++++ INFORMATION SHOWN

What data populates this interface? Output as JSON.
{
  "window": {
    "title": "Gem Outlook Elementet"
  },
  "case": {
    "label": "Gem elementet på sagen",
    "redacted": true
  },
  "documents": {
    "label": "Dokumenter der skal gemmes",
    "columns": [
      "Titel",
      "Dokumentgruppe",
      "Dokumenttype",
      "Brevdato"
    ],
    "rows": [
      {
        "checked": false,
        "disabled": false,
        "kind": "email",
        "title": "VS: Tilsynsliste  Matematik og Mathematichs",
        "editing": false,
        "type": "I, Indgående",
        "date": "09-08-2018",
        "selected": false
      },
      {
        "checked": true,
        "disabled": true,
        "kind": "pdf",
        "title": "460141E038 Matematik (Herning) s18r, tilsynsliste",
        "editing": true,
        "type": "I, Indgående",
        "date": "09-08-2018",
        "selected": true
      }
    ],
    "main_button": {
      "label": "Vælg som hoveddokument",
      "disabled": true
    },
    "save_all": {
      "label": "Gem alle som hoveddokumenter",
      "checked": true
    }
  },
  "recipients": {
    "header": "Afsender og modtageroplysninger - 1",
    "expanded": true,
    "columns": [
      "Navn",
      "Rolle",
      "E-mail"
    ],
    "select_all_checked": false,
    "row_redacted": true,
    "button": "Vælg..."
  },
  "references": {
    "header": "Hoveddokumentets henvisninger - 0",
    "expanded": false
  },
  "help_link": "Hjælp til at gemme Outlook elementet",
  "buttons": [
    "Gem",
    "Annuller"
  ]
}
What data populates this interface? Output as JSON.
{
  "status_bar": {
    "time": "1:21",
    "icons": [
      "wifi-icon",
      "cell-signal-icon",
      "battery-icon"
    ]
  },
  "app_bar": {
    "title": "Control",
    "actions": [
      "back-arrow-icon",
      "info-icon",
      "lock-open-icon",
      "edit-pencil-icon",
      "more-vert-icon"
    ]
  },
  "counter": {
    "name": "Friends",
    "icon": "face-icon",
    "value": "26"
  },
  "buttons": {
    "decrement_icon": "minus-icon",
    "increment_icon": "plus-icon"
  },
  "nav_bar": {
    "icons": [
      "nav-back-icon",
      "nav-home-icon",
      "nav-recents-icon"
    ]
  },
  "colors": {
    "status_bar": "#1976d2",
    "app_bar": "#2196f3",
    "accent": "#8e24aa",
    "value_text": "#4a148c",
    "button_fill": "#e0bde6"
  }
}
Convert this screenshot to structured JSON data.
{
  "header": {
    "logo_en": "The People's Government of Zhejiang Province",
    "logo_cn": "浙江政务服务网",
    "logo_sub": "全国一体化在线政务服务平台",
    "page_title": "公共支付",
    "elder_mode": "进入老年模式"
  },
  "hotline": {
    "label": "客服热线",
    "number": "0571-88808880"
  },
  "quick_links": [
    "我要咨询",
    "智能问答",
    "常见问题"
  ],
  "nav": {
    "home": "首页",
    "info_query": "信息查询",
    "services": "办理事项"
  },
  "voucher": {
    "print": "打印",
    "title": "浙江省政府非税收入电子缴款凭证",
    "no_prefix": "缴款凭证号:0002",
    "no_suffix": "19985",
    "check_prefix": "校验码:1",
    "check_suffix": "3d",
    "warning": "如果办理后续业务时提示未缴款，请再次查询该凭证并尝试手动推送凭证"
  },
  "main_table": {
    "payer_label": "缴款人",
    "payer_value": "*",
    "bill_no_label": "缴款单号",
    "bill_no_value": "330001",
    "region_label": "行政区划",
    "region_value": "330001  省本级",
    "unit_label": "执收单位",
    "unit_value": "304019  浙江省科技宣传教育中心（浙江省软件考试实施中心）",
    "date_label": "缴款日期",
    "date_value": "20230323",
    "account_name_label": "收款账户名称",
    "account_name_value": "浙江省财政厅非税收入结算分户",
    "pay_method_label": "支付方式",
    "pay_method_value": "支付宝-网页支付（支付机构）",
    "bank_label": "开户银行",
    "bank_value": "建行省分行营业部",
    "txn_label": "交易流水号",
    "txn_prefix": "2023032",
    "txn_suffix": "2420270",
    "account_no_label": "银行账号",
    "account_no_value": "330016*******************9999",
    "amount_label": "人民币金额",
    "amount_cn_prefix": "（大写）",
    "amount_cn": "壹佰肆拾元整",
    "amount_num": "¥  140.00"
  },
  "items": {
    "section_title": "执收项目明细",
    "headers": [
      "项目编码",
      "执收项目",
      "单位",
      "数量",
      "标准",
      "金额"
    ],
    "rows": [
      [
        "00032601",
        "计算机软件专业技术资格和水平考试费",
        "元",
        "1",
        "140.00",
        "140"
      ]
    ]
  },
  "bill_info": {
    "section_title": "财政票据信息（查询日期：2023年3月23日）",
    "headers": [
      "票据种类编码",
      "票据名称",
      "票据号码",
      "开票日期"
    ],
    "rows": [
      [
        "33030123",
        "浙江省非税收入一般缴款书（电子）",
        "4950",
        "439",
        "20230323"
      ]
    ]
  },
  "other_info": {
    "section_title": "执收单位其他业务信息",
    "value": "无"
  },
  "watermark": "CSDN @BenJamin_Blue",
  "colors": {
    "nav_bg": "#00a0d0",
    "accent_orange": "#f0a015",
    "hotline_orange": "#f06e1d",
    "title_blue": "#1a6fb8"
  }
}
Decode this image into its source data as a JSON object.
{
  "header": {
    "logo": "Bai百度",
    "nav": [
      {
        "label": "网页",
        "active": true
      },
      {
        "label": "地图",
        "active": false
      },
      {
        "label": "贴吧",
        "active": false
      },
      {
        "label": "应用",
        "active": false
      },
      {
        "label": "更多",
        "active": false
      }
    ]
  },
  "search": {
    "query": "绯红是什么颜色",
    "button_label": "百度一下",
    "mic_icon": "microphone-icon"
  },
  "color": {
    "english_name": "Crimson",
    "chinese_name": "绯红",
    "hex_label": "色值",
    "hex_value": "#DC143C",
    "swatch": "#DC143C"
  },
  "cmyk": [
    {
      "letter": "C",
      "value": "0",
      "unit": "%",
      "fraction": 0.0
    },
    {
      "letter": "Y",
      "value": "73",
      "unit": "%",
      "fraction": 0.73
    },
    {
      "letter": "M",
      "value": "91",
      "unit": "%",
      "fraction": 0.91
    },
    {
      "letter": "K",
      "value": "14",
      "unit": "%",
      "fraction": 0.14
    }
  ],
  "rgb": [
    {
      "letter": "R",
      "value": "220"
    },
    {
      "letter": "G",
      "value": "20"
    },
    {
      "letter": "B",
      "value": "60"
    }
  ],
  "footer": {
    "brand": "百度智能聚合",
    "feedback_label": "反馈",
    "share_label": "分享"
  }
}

++++++++

• AIM
Compute how many lines include the string "disabled", then give that number by itself.

• ANSWER TO THIS TASK
3